DATA FOR THIS EXERCISE.
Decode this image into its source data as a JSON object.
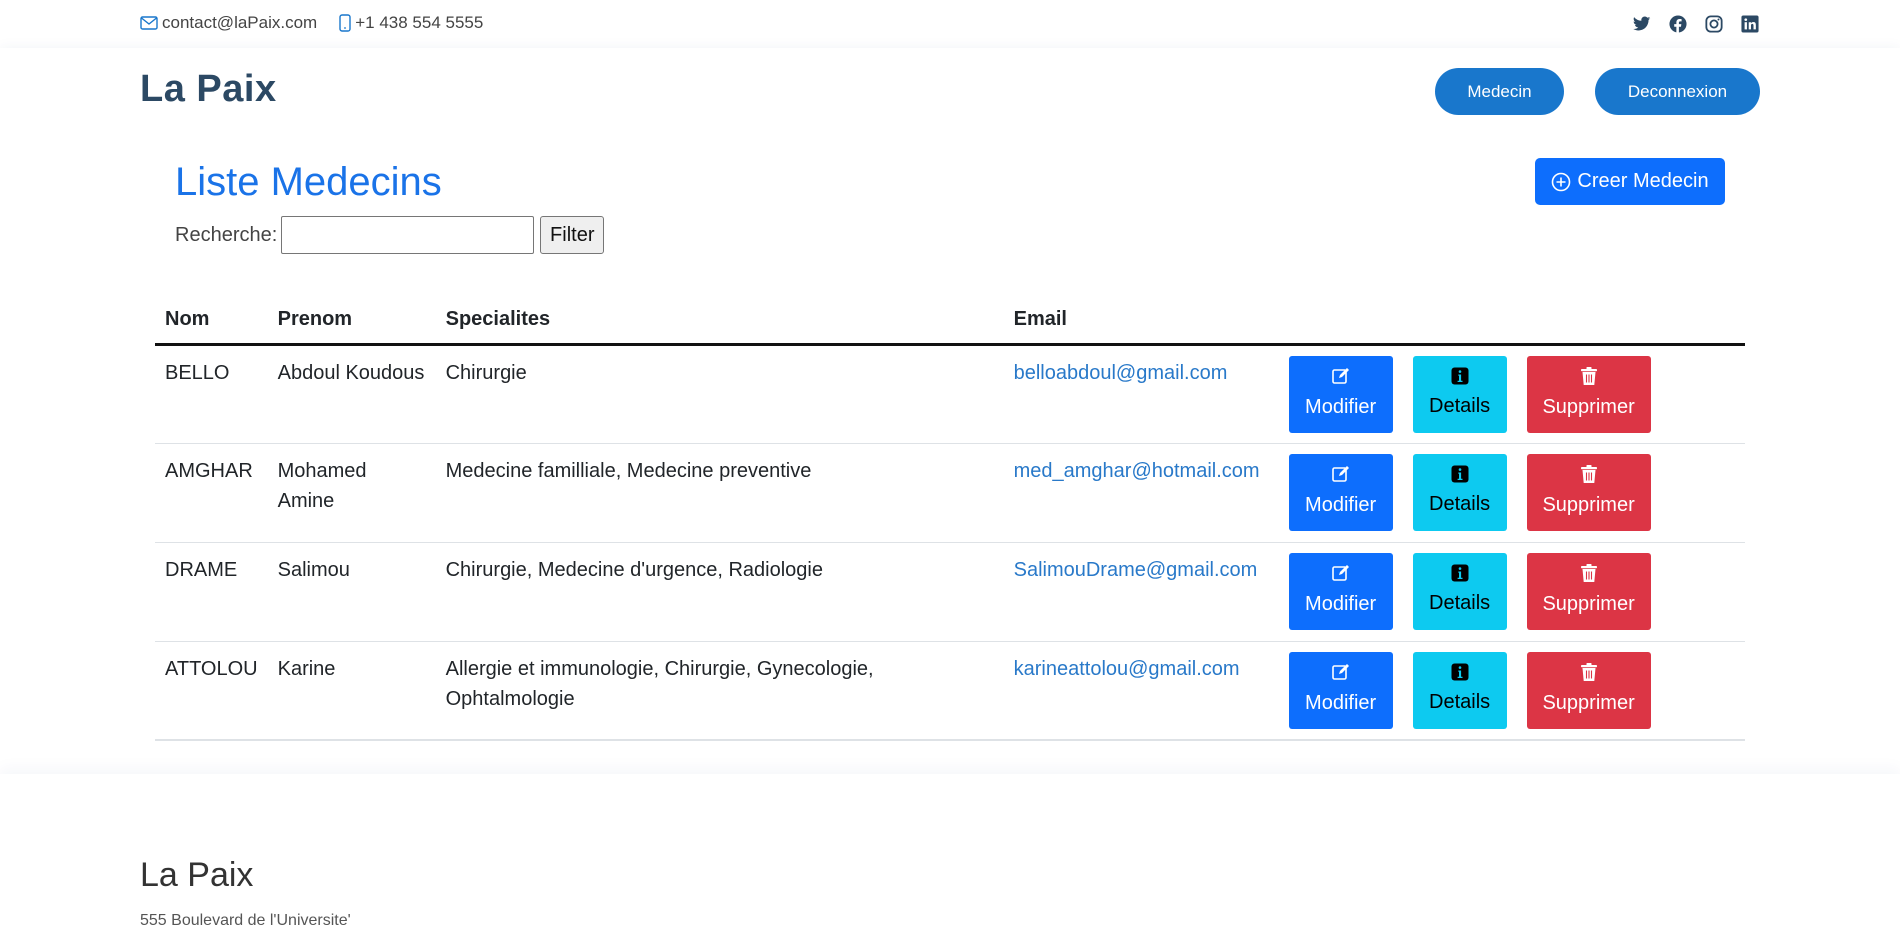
{
  "topbar": {
    "email": "contact@laPaix.com",
    "phone": "+1 438 554 5555",
    "social": [
      "twitter-icon",
      "facebook-icon",
      "instagram-icon",
      "linkedin-icon"
    ]
  },
  "header": {
    "logo": "La Paix",
    "nav_medecin": "Medecin",
    "nav_deconnexion": "Deconnexion"
  },
  "main": {
    "title": "Liste Medecins",
    "create_label": "Creer Medecin",
    "search_label": "Recherche:",
    "search_value": "",
    "filter_label": "Filter",
    "columns": [
      "Nom",
      "Prenom",
      "Specialites",
      "Email"
    ],
    "action_labels": {
      "modifier": "Modifier",
      "details": "Details",
      "supprimer": "Supprimer"
    },
    "rows": [
      {
        "nom": "BELLO",
        "prenom": "Abdoul Koudous",
        "specialites": "Chirurgie",
        "email": "belloabdoul@gmail.com"
      },
      {
        "nom": "AMGHAR",
        "prenom": "Mohamed Amine",
        "specialites": "Medecine familliale, Medecine preventive",
        "email": "med_amghar@hotmail.com"
      },
      {
        "nom": "DRAME",
        "prenom": "Salimou",
        "specialites": "Chirurgie, Medecine d'urgence, Radiologie",
        "email": "SalimouDrame@gmail.com"
      },
      {
        "nom": "ATTOLOU",
        "prenom": "Karine",
        "specialites": "Allergie et immunologie, Chirurgie, Gynecologie, Ophtalmologie",
        "email": "karineattolou@gmail.com"
      }
    ]
  },
  "footer": {
    "title": "La Paix",
    "address": "555 Boulevard de l'Universite'"
  },
  "colors": {
    "brand": "#1977cc",
    "primary": "#0d6efd",
    "info": "#0dcaf0",
    "danger": "#dc3545",
    "title": "#1a73e8",
    "logo": "#2c4964"
  }
}
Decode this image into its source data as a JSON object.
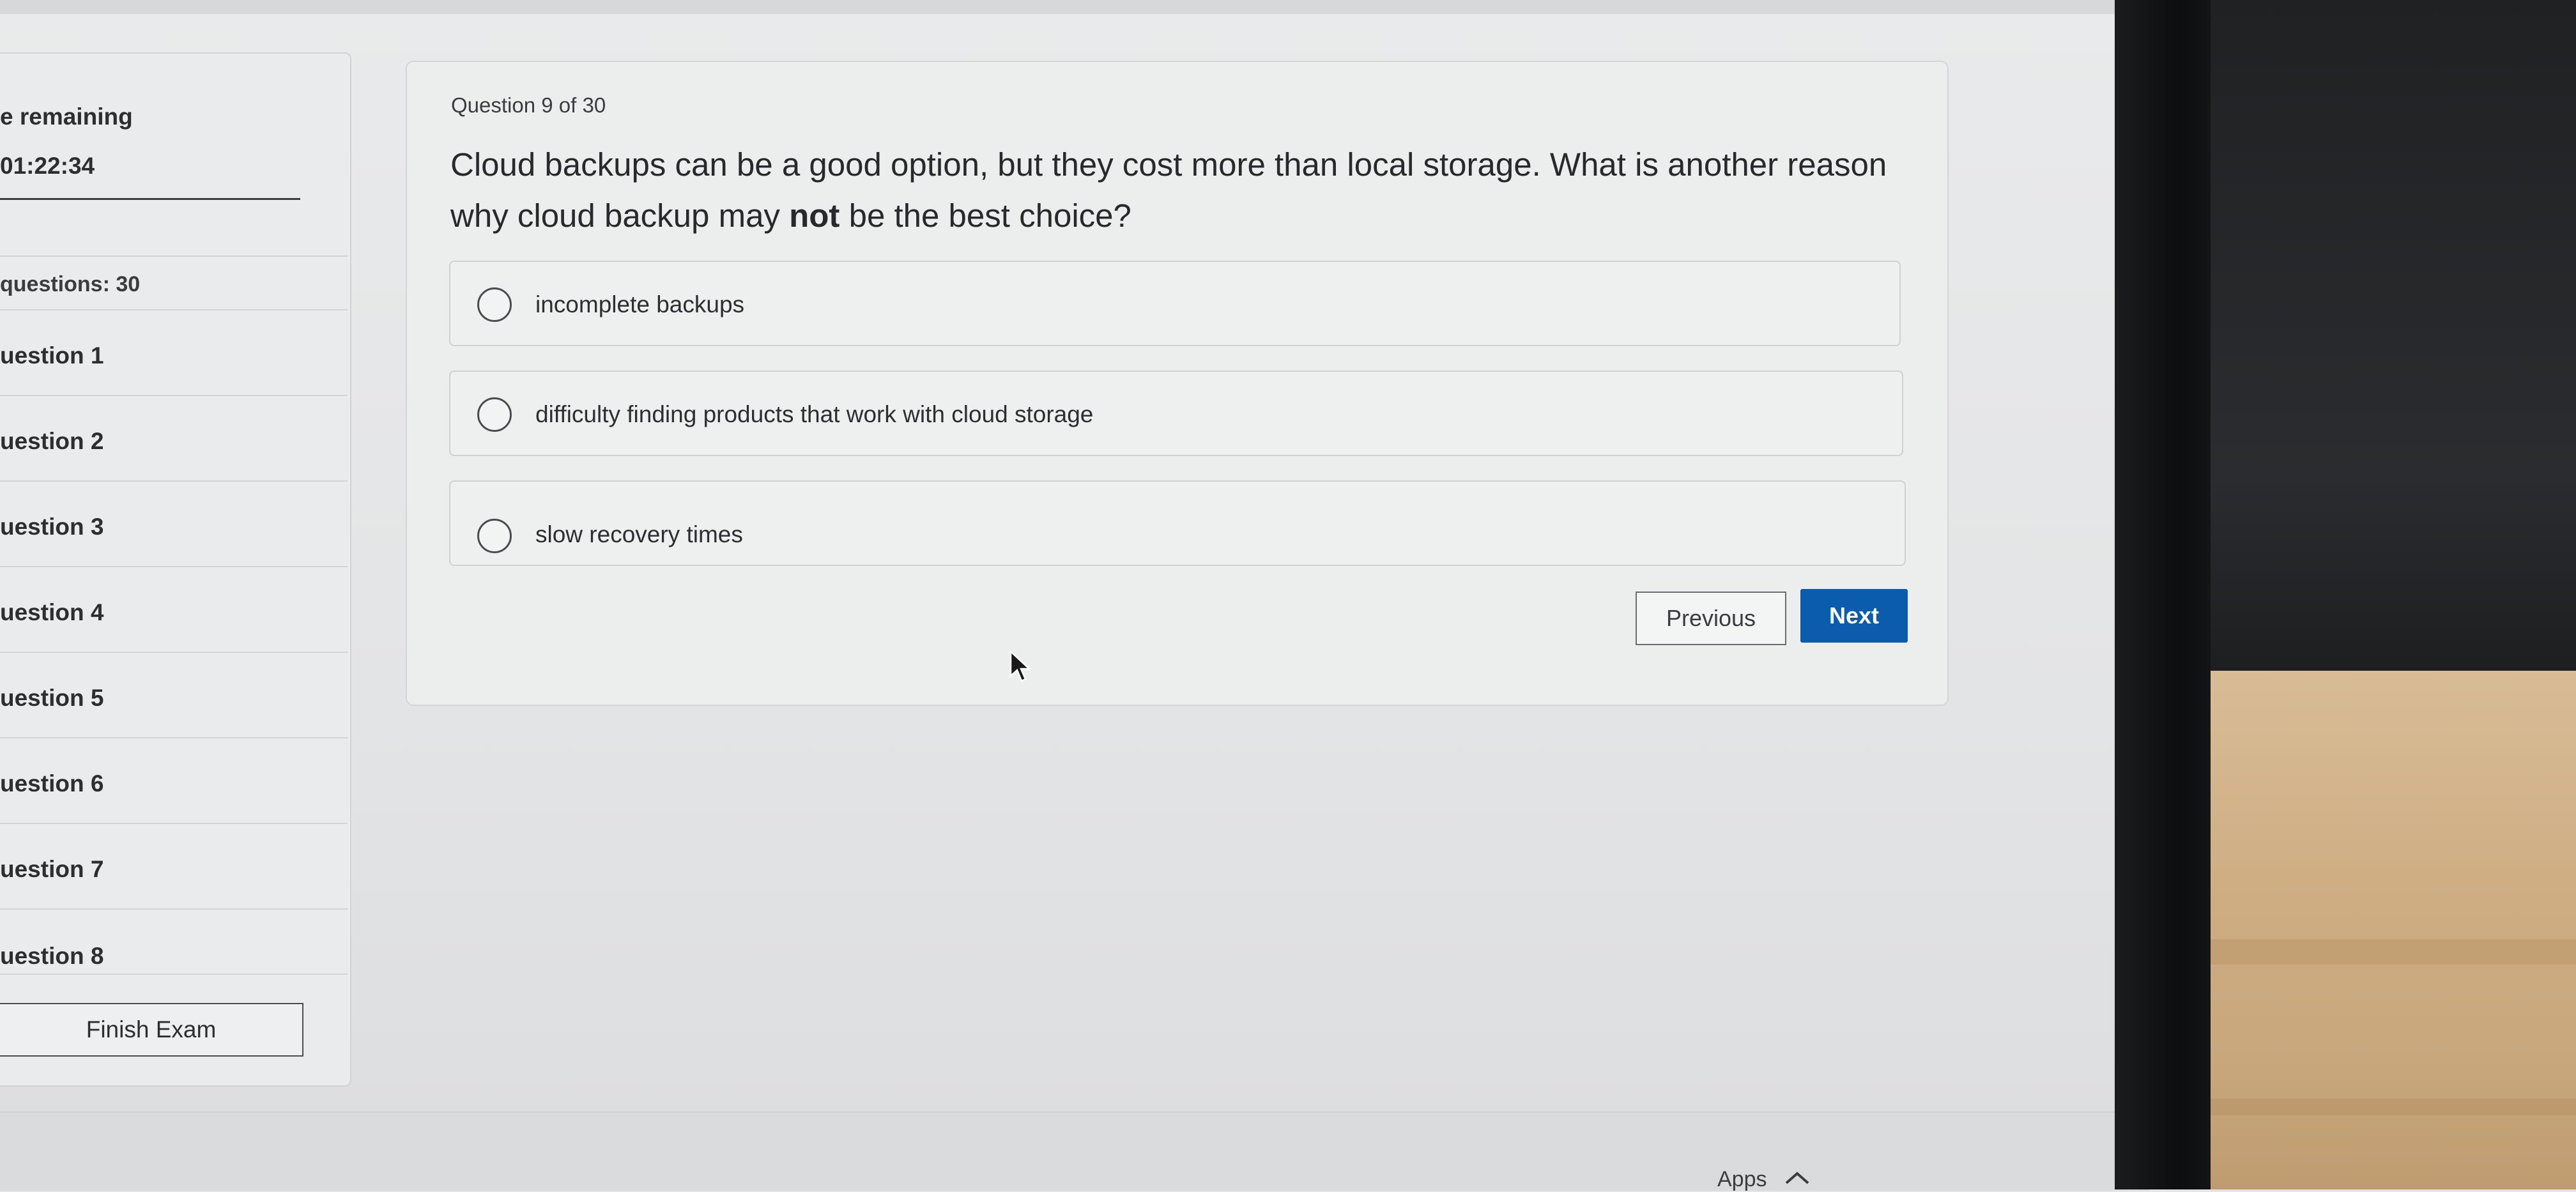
{
  "sidebar": {
    "timer_label": "e remaining",
    "timer_value": "01:22:34",
    "questions_count": "questions: 30",
    "items": [
      {
        "label": "uestion 1"
      },
      {
        "label": "uestion 2"
      },
      {
        "label": "uestion 3"
      },
      {
        "label": "uestion 4"
      },
      {
        "label": "uestion 5"
      },
      {
        "label": "uestion 6"
      },
      {
        "label": "uestion 7"
      },
      {
        "label": "uestion 8"
      }
    ],
    "finish_label": "Finish Exam"
  },
  "question": {
    "progress": "Question 9 of 30",
    "text_before": "Cloud backups can be a good option, but they cost more than local storage. What is another reason why cloud backup may ",
    "text_bold": "not",
    "text_after": " be the best choice?",
    "options": [
      {
        "label": "incomplete backups",
        "selected": false
      },
      {
        "label": "difficulty finding products that work with cloud storage",
        "selected": false
      },
      {
        "label": "slow recovery times",
        "selected": false
      }
    ]
  },
  "nav": {
    "previous_label": "Previous",
    "next_label": "Next"
  },
  "footer": {
    "apps_label": "Apps"
  },
  "colors": {
    "primary_button": "#0b5cad",
    "page_background": "#e9eaeb"
  }
}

DO THIS.
Print all of the records shown above exactly, leaving out each picture.

COMPLETE ANSWER.
Decode this image into its source data as a JSON object.
{
  "topbar": {
    "email": "contact@laPaix.com",
    "phone": "+1 438 554 5555",
    "social": [
      "twitter-icon",
      "facebook-icon",
      "instagram-icon",
      "linkedin-icon"
    ]
  },
  "header": {
    "logo": "La Paix",
    "nav_medecin": "Medecin",
    "nav_deconnexion": "Deconnexion"
  },
  "main": {
    "title": "Liste Medecins",
    "create_label": "Creer Medecin",
    "search_label": "Recherche:",
    "search_value": "",
    "filter_label": "Filter",
    "columns": [
      "Nom",
      "Prenom",
      "Specialites",
      "Email"
    ],
    "action_labels": {
      "modifier": "Modifier",
      "details": "Details",
      "supprimer": "Supprimer"
    },
    "rows": [
      {
        "nom": "BELLO",
        "prenom": "Abdoul Koudous",
        "specialites": "Chirurgie",
        "email": "belloabdoul@gmail.com"
      },
      {
        "nom": "AMGHAR",
        "prenom": "Mohamed Amine",
        "specialites": "Medecine familliale, Medecine preventive",
        "email": "med_amghar@hotmail.com"
      },
      {
        "nom": "DRAME",
        "prenom": "Salimou",
        "specialites": "Chirurgie, Medecine d'urgence, Radiologie",
        "email": "SalimouDrame@gmail.com"
      },
      {
        "nom": "ATTOLOU",
        "prenom": "Karine",
        "specialites": "Allergie et immunologie, Chirurgie, Gynecologie, Ophtalmologie",
        "email": "karineattolou@gmail.com"
      }
    ]
  },
  "footer": {
    "title": "La Paix",
    "address": "555 Boulevard de l'Universite'"
  },
  "colors": {
    "brand": "#1977cc",
    "primary": "#0d6efd",
    "info": "#0dcaf0",
    "danger": "#dc3545",
    "title": "#1a73e8",
    "logo": "#2c4964"
  }
}
Decode this image into its source data as a JSON object.
{
  "sidebar": {
    "timer_label": "e remaining",
    "timer_value": "01:22:34",
    "questions_count": "questions: 30",
    "items": [
      {
        "label": "uestion 1"
      },
      {
        "label": "uestion 2"
      },
      {
        "label": "uestion 3"
      },
      {
        "label": "uestion 4"
      },
      {
        "label": "uestion 5"
      },
      {
        "label": "uestion 6"
      },
      {
        "label": "uestion 7"
      },
      {
        "label": "uestion 8"
      }
    ],
    "finish_label": "Finish Exam"
  },
  "question": {
    "progress": "Question 9 of 30",
    "text_before": "Cloud backups can be a good option, but they cost more than local storage. What is another reason why cloud backup may ",
    "text_bold": "not",
    "text_after": " be the best choice?",
    "options": [
      {
        "label": "incomplete backups",
        "selected": false
      },
      {
        "label": "difficulty finding products that work with cloud storage",
        "selected": false
      },
      {
        "label": "slow recovery times",
        "selected": false
      }
    ]
  },
  "nav": {
    "previous_label": "Previous",
    "next_label": "Next"
  },
  "footer": {
    "apps_label": "Apps"
  },
  "colors": {
    "primary_button": "#0b5cad",
    "page_background": "#e9eaeb"
  }
}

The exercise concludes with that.